● **Work required**:
All of the material should be reproduced exactly, with pictures left out.

(Source records)
+++

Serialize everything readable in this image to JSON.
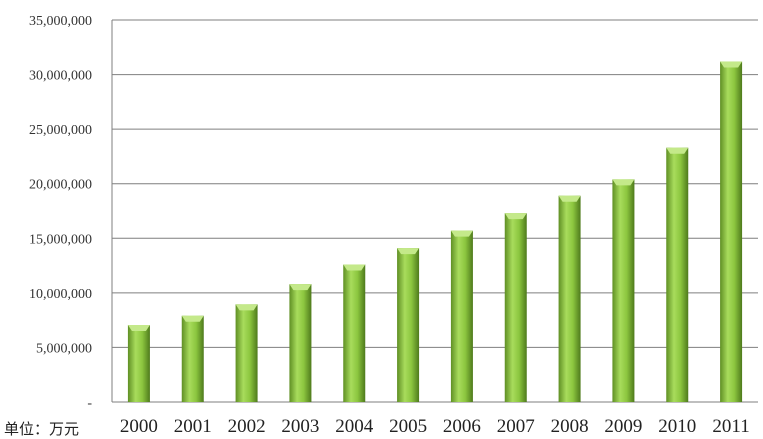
{
  "chart_data": {
    "type": "bar",
    "unit_label": "单位：万元",
    "categories": [
      "2000",
      "2001",
      "2002",
      "2003",
      "2004",
      "2005",
      "2006",
      "2007",
      "2008",
      "2009",
      "2010",
      "2011"
    ],
    "values": [
      7050000,
      7900000,
      8950000,
      10800000,
      12600000,
      14100000,
      15700000,
      17300000,
      18900000,
      20400000,
      23300000,
      31200000
    ],
    "ylim": [
      0,
      35000000
    ],
    "yticks": [
      0,
      5000000,
      10000000,
      15000000,
      20000000,
      25000000,
      30000000,
      35000000
    ],
    "ytick_labels": [
      "-",
      "5,000,000",
      "10,000,000",
      "15,000,000",
      "20,000,000",
      "25,000,000",
      "30,000,000",
      "35,000,000"
    ],
    "grid": true,
    "legend": "none",
    "colors": {
      "bar": "#8cc63f",
      "bar_dark": "#4e7a1c",
      "bar_light": "#c4e98a",
      "grid": "#7f7f7f",
      "axis": "#7f7f7f"
    }
  }
}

+++

● **Reply to the exercise**:
Serialize everything readable in this image to JSON.
{
  "chart_data": {
    "type": "bar",
    "unit_label": "单位：万元",
    "categories": [
      "2000",
      "2001",
      "2002",
      "2003",
      "2004",
      "2005",
      "2006",
      "2007",
      "2008",
      "2009",
      "2010",
      "2011"
    ],
    "values": [
      7050000,
      7900000,
      8950000,
      10800000,
      12600000,
      14100000,
      15700000,
      17300000,
      18900000,
      20400000,
      23300000,
      31200000
    ],
    "ylim": [
      0,
      35000000
    ],
    "yticks": [
      0,
      5000000,
      10000000,
      15000000,
      20000000,
      25000000,
      30000000,
      35000000
    ],
    "ytick_labels": [
      "-",
      "5,000,000",
      "10,000,000",
      "15,000,000",
      "20,000,000",
      "25,000,000",
      "30,000,000",
      "35,000,000"
    ],
    "grid": true,
    "legend": "none",
    "colors": {
      "bar": "#8cc63f",
      "bar_dark": "#4e7a1c",
      "bar_light": "#c4e98a",
      "grid": "#7f7f7f",
      "axis": "#7f7f7f"
    }
  }
}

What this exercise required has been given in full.